### Records provided
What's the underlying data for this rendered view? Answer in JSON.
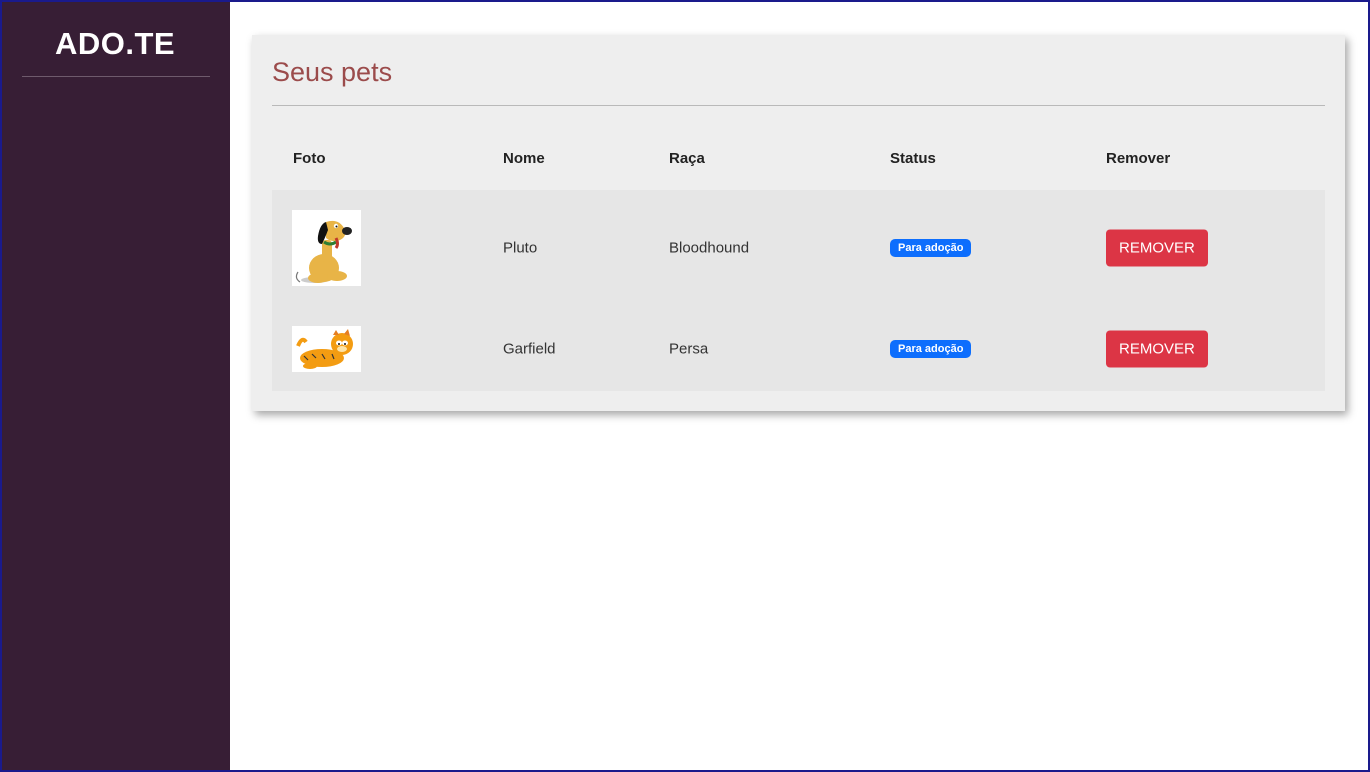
{
  "app": {
    "brand": "ADO.TE"
  },
  "page": {
    "title": "Seus pets"
  },
  "table": {
    "headers": [
      "Foto",
      "Nome",
      "Raça",
      "Status",
      "Remover"
    ],
    "rows": [
      {
        "photo_alt": "Pluto",
        "name": "Pluto",
        "breed": "Bloodhound",
        "status": "Para adoção",
        "action": "REMOVER"
      },
      {
        "photo_alt": "Garfield",
        "name": "Garfield",
        "breed": "Persa",
        "status": "Para adoção",
        "action": "REMOVER"
      }
    ]
  },
  "colors": {
    "sidebar": "#371e35",
    "title": "#9b4b4b",
    "badge": "#0d6efd",
    "danger": "#dc3545"
  }
}
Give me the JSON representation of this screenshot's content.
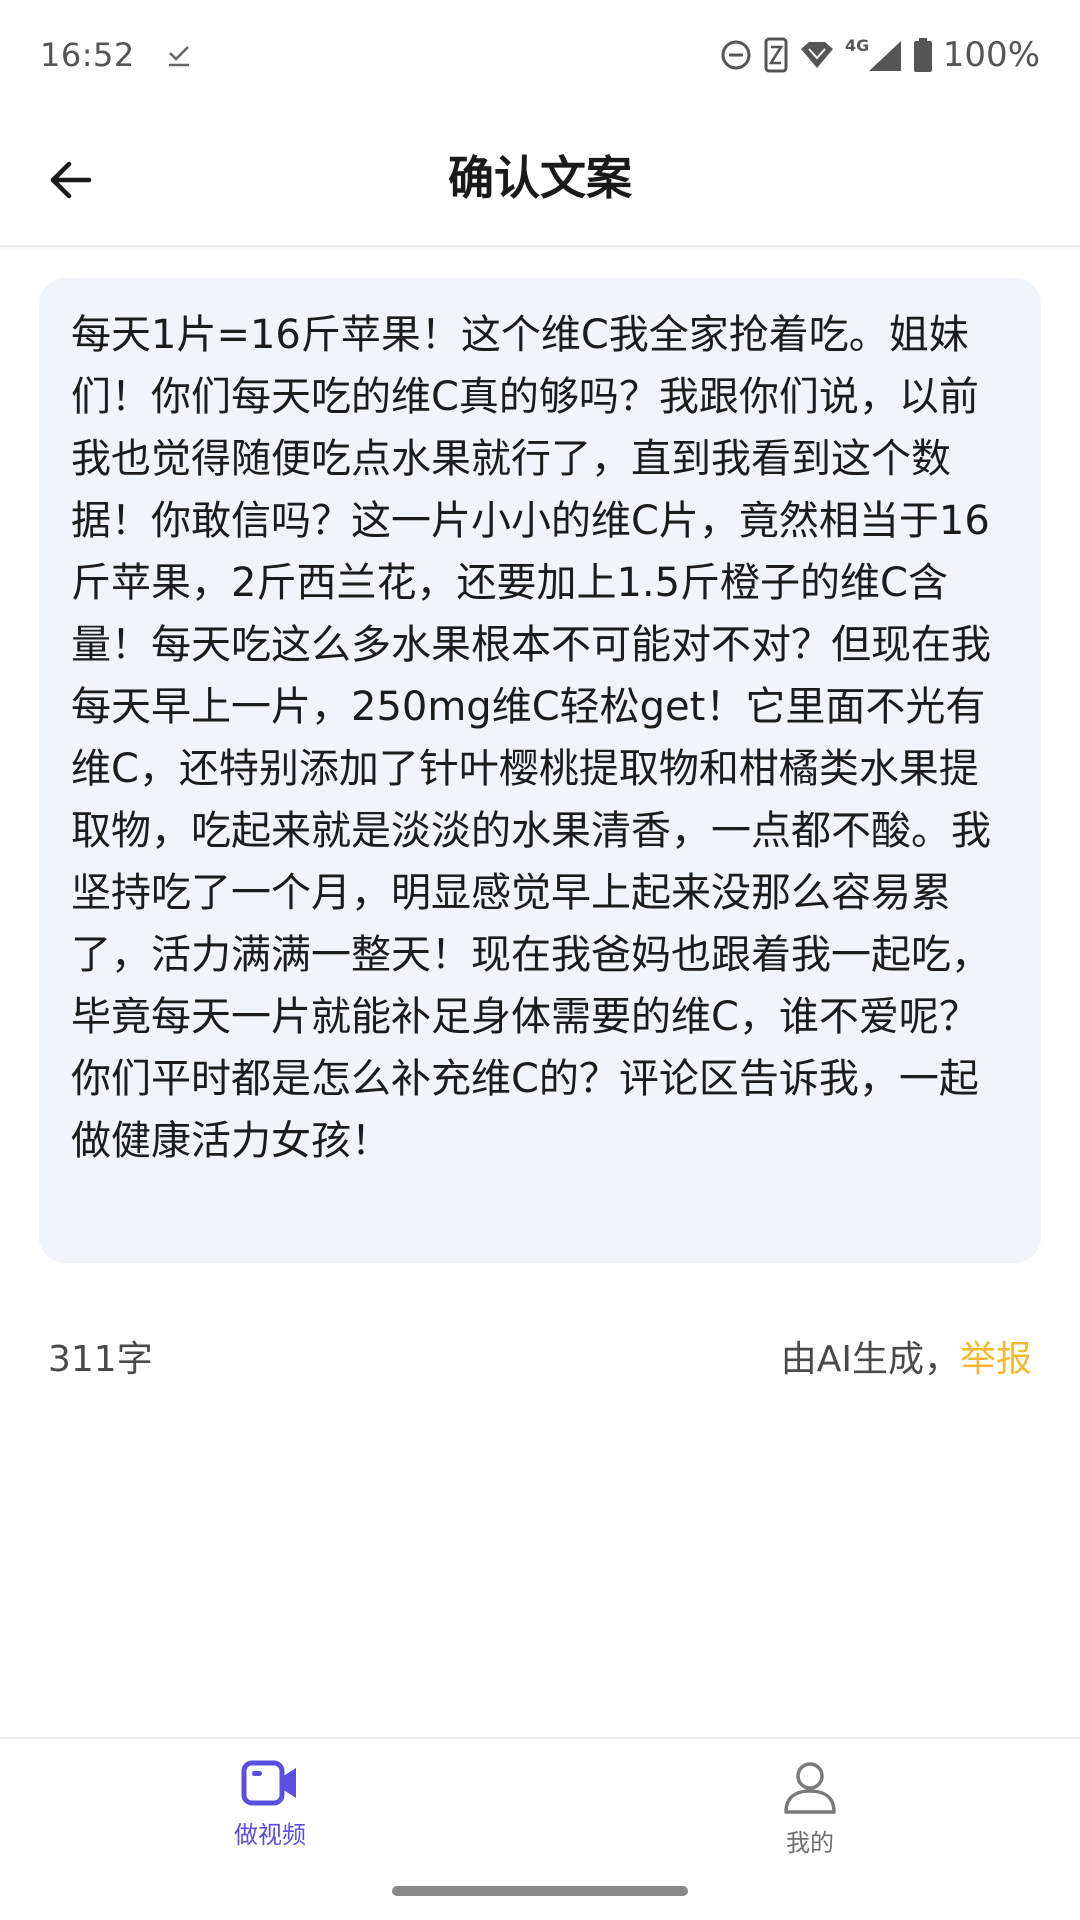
{
  "status_bar": {
    "time": "16:52",
    "battery": "100%",
    "network": "4G",
    "icons": [
      "download-done-icon",
      "do-not-disturb-icon",
      "nfc-icon",
      "wifi-icon",
      "signal-icon",
      "battery-icon"
    ]
  },
  "header": {
    "title": "确认文案",
    "back_icon": "arrow-left-icon"
  },
  "script": {
    "text": "每天1片=16斤苹果！这个维C我全家抢着吃。姐妹们！你们每天吃的维C真的够吗？我跟你们说，以前我也觉得随便吃点水果就行了，直到我看到这个数据！你敢信吗？这一片小小的维C片，竟然相当于16斤苹果，2斤西兰花，还要加上1.5斤橙子的维C含量！每天吃这么多水果根本不可能对不对？但现在我每天早上一片，250mg维C轻松get！它里面不光有维C，还特别添加了针叶樱桃提取物和柑橘类水果提取物，吃起来就是淡淡的水果清香，一点都不酸。我坚持吃了一个月，明显感觉早上起来没那么容易累了，活力满满一整天！现在我爸妈也跟着我一起吃，毕竟每天一片就能补足身体需要的维C，谁不爱呢？你们平时都是怎么补充维C的？评论区告诉我，一起做健康活力女孩！"
  },
  "meta": {
    "char_count": "311字",
    "ai_note": "由AI生成，",
    "report": "举报"
  },
  "bottom_nav": {
    "items": [
      {
        "label": "做视频",
        "icon": "video-camera-icon",
        "active": true
      },
      {
        "label": "我的",
        "icon": "person-icon",
        "active": false
      }
    ]
  },
  "colors": {
    "accent": "#5b4ee0",
    "report": "#f5b82e",
    "card_bg": "#f1f4f9"
  }
}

### Exercise brief
Write out every record above exactly as it stands, but leave out the pictures.

### Answer to this exercise
What's the underlying data for this rendered view? Answer in JSON.
{
  "app": {
    "brand": "ADO.TE"
  },
  "page": {
    "title": "Seus pets"
  },
  "table": {
    "headers": [
      "Foto",
      "Nome",
      "Raça",
      "Status",
      "Remover"
    ],
    "rows": [
      {
        "photo_alt": "Pluto",
        "name": "Pluto",
        "breed": "Bloodhound",
        "status": "Para adoção",
        "action": "REMOVER"
      },
      {
        "photo_alt": "Garfield",
        "name": "Garfield",
        "breed": "Persa",
        "status": "Para adoção",
        "action": "REMOVER"
      }
    ]
  },
  "colors": {
    "sidebar": "#371e35",
    "title": "#9b4b4b",
    "badge": "#0d6efd",
    "danger": "#dc3545"
  }
}
Give me the JSON representation of this screenshot's content.
{
  "status_bar": {
    "time": "16:52",
    "battery": "100%",
    "network": "4G",
    "icons": [
      "download-done-icon",
      "do-not-disturb-icon",
      "nfc-icon",
      "wifi-icon",
      "signal-icon",
      "battery-icon"
    ]
  },
  "header": {
    "title": "确认文案",
    "back_icon": "arrow-left-icon"
  },
  "script": {
    "text": "每天1片=16斤苹果！这个维C我全家抢着吃。姐妹们！你们每天吃的维C真的够吗？我跟你们说，以前我也觉得随便吃点水果就行了，直到我看到这个数据！你敢信吗？这一片小小的维C片，竟然相当于16斤苹果，2斤西兰花，还要加上1.5斤橙子的维C含量！每天吃这么多水果根本不可能对不对？但现在我每天早上一片，250mg维C轻松get！它里面不光有维C，还特别添加了针叶樱桃提取物和柑橘类水果提取物，吃起来就是淡淡的水果清香，一点都不酸。我坚持吃了一个月，明显感觉早上起来没那么容易累了，活力满满一整天！现在我爸妈也跟着我一起吃，毕竟每天一片就能补足身体需要的维C，谁不爱呢？你们平时都是怎么补充维C的？评论区告诉我，一起做健康活力女孩！"
  },
  "meta": {
    "char_count": "311字",
    "ai_note": "由AI生成，",
    "report": "举报"
  },
  "bottom_nav": {
    "items": [
      {
        "label": "做视频",
        "icon": "video-camera-icon",
        "active": true
      },
      {
        "label": "我的",
        "icon": "person-icon",
        "active": false
      }
    ]
  },
  "colors": {
    "accent": "#5b4ee0",
    "report": "#f5b82e",
    "card_bg": "#f1f4f9"
  }
}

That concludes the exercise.